======== DOCUMENT SEGMENT ========
I do understand why some people would prefer it that way, though. Imagine a couple both working 70 hours a week, while having a child. That child would be utterly neglected, and probably won't ever experience a very pleasant childhood. Being showered with money by your parents does not, by any means, make the situation better. So that's why some succesful people would prefer a spouse who stays at home. That way, the child at least has 1 parent who takes care of her/him on a daily basis. This is not to say it couldn't work with a more standard 8am-4pm job, so there isn't any real excuse for wanting to stay at home.

 

Assets should be split down the middle and people should support their children but there is no reason that a person should have to keep supporting an able bodied adult just because a marriage did not work out. It's simply absurd and I am glad that some states have alimony reform laws ready to be signed.
========
● LIST OF TASKS:
A. Decide whether each statement below agrees with the passage on stay-at-home spouses and alimony: (i) being showered with money by one's parents improves the situation of a neglected child; (ii) assets should be split down the middle; (iii) no state has alimony reform laws ready to be signed. Answer yes or no for each, quoting the words of the passage that settle it.
B. Carry on the passage on stay-at-home spouses and alimony, starting after its final sentence.
======== ROWS ========
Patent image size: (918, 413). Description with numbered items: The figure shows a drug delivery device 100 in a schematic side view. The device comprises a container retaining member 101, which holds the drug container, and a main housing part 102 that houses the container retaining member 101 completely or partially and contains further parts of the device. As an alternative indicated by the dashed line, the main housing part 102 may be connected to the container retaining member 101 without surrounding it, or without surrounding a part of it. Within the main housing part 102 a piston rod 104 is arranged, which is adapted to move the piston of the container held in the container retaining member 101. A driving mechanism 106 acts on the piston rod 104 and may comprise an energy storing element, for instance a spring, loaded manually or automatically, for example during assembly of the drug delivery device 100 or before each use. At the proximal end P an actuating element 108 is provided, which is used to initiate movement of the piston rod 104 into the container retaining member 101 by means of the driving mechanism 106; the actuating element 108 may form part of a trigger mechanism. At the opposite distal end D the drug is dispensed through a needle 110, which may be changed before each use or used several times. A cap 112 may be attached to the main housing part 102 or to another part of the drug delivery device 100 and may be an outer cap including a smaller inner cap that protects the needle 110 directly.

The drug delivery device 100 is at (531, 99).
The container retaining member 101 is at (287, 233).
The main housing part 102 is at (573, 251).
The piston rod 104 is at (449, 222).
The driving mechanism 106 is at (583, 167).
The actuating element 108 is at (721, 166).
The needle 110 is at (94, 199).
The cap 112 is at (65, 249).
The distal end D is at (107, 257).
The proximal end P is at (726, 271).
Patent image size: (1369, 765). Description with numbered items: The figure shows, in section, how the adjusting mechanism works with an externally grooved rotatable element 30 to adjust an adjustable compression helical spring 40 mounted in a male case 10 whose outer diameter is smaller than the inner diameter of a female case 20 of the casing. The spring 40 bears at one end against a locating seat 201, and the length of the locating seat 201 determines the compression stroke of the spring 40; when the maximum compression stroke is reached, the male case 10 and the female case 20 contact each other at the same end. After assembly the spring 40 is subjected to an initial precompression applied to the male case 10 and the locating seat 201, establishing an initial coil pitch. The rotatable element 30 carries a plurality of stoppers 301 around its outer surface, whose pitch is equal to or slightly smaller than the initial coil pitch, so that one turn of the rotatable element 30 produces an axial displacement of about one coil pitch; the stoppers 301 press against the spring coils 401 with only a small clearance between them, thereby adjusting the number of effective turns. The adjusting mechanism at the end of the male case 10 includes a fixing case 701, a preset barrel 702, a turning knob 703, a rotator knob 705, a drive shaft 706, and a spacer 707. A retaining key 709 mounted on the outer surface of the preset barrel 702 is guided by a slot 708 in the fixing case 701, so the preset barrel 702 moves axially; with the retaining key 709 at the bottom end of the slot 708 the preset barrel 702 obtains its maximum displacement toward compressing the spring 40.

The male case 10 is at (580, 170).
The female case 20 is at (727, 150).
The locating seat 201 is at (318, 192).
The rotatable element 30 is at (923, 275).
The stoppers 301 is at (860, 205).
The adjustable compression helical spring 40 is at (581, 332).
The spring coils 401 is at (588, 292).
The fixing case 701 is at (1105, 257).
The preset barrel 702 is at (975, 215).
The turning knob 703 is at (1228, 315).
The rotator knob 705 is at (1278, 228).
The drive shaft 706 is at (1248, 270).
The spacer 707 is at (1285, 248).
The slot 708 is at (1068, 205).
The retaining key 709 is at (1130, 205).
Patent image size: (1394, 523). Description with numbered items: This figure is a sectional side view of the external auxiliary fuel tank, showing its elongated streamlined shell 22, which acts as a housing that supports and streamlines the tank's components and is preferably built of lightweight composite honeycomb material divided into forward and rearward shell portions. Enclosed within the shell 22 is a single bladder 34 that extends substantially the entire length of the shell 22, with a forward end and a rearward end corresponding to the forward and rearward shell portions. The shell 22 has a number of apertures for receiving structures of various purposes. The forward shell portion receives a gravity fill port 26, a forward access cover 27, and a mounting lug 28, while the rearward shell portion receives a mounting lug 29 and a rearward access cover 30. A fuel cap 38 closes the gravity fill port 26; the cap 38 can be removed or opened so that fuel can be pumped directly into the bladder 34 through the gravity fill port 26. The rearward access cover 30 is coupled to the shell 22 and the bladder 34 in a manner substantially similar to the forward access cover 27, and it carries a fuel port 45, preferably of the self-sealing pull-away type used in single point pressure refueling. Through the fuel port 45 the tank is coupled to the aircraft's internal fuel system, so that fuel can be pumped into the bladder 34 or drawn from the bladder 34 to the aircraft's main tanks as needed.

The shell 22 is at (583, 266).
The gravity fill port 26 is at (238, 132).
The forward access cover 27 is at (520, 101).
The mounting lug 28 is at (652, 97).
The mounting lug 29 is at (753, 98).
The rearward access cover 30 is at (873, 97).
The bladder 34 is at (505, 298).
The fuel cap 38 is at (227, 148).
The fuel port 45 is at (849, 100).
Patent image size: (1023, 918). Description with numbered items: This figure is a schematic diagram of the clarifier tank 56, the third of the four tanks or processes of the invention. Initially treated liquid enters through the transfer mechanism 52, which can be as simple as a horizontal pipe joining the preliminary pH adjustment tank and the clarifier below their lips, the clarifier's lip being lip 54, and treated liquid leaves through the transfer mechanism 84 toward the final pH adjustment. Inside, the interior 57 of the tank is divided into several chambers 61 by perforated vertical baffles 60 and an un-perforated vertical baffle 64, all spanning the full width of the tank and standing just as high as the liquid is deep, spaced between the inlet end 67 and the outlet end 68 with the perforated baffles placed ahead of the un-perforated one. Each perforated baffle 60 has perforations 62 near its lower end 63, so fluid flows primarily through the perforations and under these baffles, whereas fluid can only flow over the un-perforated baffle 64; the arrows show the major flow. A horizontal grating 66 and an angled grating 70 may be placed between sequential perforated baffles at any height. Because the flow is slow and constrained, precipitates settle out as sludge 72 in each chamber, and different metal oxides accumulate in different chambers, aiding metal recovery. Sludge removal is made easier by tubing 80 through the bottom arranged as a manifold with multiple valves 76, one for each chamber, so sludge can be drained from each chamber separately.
========
● ANSWERS:
A.
(i) No: "Being showered with money by your parents does not, by any means, make the situation better."
(ii) Yes: "Assets should be split down the middle"
(iii) No: "I am glad that some states have alimony reform laws ready to be signed."

B.
I don't understand this either. It's especially aggravating when the supported part, this so-called "Parasite", get's a new spouse. I know of a case with a schoolmate, let's call her Kim, whose mom has full parental rights to her, and her dad still pays her mom, after 7 years after the divorce. Kim is 19, but she still lives with her mother, which apparantly means her mother "deserves" child support.

 

But that's not the main issue. The main issue is that Kim's mother has found a new man. They aren't married, but he's a doctor and earns quite a bit a month, something he apparently likes to brag about. But Kim's father still pays child support. According to Kim, the only reason her mother isn't getting remarried, is because she doesn't want to lose the child support. It would have been hillariously stupid, if it wasn't for the fact that her father is a construction worker, with a really poor salary, and the fact that he has had to move in and out of his mothers home, because he couldn't afford to pay the rent for an appartment. This man's life is ruined, for no other reason than his ex-wife's greed, and a horribly broken law system that allows such things to happen.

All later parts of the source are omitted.